-- begin EXERCISE MATERIAL --

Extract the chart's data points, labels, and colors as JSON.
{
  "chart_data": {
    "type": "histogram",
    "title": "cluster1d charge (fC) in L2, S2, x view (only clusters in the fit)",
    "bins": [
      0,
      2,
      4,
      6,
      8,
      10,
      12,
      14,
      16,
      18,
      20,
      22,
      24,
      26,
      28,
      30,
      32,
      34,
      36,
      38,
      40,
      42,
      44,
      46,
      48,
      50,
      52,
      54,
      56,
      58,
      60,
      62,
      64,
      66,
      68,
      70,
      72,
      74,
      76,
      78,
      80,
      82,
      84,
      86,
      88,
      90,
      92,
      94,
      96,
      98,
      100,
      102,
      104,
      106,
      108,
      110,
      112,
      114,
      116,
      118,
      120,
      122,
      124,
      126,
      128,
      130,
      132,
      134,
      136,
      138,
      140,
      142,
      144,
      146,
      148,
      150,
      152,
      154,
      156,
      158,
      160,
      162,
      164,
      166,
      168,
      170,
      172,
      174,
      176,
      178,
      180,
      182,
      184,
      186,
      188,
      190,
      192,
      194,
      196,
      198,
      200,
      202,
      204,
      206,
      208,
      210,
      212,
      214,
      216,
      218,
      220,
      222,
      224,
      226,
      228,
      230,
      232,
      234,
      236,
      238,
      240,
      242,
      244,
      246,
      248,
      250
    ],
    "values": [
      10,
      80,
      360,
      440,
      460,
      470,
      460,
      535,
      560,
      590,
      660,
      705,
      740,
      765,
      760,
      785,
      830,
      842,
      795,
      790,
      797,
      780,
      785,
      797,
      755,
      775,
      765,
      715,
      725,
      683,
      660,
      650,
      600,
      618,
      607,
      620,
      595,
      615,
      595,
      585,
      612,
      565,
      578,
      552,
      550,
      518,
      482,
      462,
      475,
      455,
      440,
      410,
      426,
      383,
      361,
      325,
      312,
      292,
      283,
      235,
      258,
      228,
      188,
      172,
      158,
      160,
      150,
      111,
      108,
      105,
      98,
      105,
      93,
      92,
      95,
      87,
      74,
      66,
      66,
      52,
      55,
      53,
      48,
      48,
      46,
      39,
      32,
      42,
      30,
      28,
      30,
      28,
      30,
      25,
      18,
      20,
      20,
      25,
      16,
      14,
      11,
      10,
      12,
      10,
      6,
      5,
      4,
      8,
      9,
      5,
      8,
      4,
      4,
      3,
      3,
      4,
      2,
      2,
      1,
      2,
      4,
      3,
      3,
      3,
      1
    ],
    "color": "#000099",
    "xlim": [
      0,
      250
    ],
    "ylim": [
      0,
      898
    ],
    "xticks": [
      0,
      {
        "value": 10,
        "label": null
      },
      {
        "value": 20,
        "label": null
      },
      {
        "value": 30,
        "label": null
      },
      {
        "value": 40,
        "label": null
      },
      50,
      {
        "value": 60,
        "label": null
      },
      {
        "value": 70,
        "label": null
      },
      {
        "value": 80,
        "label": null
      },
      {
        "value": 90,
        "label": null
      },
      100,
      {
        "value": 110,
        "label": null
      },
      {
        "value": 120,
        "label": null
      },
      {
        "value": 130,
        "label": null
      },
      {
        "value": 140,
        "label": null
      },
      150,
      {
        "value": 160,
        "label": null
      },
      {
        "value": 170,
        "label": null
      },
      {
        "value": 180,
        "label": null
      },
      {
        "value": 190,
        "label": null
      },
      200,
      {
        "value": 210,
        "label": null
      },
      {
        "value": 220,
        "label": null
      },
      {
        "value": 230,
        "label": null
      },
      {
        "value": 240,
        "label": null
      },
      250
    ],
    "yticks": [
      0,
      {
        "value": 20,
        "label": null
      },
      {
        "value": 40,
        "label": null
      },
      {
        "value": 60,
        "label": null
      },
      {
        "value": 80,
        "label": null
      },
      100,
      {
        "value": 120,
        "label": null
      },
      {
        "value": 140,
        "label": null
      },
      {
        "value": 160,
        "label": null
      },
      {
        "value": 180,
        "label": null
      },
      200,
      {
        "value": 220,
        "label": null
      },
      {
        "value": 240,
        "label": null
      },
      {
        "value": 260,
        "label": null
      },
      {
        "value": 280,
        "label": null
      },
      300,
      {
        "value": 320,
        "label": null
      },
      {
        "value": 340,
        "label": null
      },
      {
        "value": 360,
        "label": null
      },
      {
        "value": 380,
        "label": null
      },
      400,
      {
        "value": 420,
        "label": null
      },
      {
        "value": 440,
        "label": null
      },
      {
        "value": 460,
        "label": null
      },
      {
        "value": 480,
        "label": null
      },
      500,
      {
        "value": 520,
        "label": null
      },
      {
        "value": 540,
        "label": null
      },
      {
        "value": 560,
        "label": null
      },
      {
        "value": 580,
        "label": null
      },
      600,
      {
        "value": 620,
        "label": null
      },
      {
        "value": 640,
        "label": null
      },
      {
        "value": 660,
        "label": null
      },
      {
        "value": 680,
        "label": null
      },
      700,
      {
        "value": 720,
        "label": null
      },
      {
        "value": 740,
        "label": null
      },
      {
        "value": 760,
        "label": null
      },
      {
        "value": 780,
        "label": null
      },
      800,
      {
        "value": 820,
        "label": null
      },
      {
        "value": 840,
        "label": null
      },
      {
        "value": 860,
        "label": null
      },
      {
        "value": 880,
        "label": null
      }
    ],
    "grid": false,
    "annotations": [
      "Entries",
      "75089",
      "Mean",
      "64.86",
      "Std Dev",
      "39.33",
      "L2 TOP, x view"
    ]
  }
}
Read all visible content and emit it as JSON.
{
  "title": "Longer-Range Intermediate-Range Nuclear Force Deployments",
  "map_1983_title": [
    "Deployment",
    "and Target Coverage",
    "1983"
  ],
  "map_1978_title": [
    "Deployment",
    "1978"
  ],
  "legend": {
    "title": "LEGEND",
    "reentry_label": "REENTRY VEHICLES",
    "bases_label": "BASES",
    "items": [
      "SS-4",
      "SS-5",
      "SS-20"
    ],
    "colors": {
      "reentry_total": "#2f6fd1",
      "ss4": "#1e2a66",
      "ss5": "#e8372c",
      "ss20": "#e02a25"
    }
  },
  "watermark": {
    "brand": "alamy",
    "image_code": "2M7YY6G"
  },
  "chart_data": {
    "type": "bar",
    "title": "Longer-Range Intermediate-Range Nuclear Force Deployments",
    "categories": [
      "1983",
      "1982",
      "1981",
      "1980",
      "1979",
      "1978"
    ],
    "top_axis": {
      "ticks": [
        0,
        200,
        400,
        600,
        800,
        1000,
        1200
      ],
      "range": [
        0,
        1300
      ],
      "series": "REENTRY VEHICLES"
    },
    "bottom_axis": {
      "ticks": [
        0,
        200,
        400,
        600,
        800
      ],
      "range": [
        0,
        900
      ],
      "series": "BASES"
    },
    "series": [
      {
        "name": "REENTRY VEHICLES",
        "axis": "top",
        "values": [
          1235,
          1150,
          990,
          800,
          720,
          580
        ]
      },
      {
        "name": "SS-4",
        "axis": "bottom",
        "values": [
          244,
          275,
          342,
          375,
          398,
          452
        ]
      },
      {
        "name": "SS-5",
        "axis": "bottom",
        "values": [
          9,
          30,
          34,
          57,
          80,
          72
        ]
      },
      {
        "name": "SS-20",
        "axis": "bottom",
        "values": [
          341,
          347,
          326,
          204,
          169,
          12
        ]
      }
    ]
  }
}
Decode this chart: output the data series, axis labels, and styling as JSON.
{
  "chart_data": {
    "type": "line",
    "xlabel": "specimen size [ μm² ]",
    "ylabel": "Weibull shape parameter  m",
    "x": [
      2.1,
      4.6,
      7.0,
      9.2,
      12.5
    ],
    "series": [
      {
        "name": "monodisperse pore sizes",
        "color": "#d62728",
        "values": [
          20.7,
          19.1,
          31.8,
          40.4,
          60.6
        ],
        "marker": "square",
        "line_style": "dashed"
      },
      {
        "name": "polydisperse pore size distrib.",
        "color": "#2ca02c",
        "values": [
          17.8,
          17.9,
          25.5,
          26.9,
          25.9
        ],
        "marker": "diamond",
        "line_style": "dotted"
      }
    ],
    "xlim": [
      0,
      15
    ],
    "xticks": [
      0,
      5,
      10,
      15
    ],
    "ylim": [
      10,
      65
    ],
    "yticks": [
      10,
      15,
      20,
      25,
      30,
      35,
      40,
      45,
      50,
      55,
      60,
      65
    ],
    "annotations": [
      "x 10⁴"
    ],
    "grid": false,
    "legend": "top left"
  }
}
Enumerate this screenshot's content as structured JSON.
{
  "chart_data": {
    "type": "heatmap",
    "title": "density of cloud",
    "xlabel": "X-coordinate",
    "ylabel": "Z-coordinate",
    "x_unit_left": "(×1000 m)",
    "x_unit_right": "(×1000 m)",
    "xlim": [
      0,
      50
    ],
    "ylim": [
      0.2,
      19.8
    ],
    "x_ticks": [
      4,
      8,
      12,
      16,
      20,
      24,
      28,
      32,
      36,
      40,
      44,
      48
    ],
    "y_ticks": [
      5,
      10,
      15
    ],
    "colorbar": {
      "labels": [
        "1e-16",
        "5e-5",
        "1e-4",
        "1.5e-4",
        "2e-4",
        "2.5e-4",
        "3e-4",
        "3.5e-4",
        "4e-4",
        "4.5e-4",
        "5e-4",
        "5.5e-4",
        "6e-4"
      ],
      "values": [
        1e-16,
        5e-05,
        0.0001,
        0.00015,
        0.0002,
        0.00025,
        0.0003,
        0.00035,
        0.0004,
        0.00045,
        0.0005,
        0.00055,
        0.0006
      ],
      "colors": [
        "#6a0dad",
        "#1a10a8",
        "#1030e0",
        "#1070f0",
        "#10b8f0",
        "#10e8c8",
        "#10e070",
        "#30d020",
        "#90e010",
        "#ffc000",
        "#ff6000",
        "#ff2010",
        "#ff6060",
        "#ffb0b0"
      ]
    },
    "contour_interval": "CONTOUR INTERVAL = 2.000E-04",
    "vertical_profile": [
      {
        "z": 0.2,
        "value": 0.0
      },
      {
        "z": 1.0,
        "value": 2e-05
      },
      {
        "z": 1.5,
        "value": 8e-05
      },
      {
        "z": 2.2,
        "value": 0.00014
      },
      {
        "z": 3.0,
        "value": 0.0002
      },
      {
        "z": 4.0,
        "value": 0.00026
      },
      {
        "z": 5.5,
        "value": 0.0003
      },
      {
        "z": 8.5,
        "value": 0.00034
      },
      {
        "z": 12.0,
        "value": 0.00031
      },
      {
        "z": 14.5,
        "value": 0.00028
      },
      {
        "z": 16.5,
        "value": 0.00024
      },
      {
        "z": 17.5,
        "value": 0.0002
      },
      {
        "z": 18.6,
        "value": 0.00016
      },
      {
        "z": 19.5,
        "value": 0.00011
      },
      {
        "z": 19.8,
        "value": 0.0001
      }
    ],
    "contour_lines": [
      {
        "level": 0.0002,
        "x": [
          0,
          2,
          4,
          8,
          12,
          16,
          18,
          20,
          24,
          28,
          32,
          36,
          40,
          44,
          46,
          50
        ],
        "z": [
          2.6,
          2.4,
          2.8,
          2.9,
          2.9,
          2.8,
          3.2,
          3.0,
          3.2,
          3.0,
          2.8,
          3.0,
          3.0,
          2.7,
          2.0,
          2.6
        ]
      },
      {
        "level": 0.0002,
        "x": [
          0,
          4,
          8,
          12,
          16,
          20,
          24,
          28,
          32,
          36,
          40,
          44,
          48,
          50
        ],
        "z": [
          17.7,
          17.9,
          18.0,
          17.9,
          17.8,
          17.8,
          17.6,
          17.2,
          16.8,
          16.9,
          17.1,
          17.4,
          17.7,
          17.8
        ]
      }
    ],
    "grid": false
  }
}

-- end EXERCISE MATERIAL --

### YOUR OBJECTIVE
Look through the data and show every line containing "view".

### CORRECT OUTPUT
    "title": "cluster1d charge (fC) in L2, S2, x view (only clusters in the fit)",
      "L2 TOP, x view"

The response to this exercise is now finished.